┏━━
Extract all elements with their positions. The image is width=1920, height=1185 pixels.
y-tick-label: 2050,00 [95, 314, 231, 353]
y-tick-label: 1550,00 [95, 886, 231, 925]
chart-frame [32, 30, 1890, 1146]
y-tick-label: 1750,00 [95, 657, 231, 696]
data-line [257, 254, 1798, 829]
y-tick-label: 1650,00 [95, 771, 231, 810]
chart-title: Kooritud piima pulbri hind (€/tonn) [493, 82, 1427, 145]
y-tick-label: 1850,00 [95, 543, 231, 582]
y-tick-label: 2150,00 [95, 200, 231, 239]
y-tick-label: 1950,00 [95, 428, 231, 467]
┗━━
| Énoncé |
Pouvez-vous reproduire telles quelles toutes les lignes des enregistrements ci-dessus ?

| Réponse rédigée |
Extract all elements with their positions. The image is width=1920, height=1185 pixels.
y-tick-label: 2050,00 [95, 314, 231, 353]
y-tick-label: 1550,00 [95, 886, 231, 925]
chart-frame [32, 30, 1890, 1146]
y-tick-label: 1750,00 [95, 657, 231, 696]
data-line [257, 254, 1798, 829]
y-tick-label: 1650,00 [95, 771, 231, 810]
chart-title: Kooritud piima pulbri hind (€/tonn) [493, 82, 1427, 145]
y-tick-label: 1850,00 [95, 543, 231, 582]
y-tick-label: 2150,00 [95, 200, 231, 239]
y-tick-label: 1950,00 [95, 428, 231, 467]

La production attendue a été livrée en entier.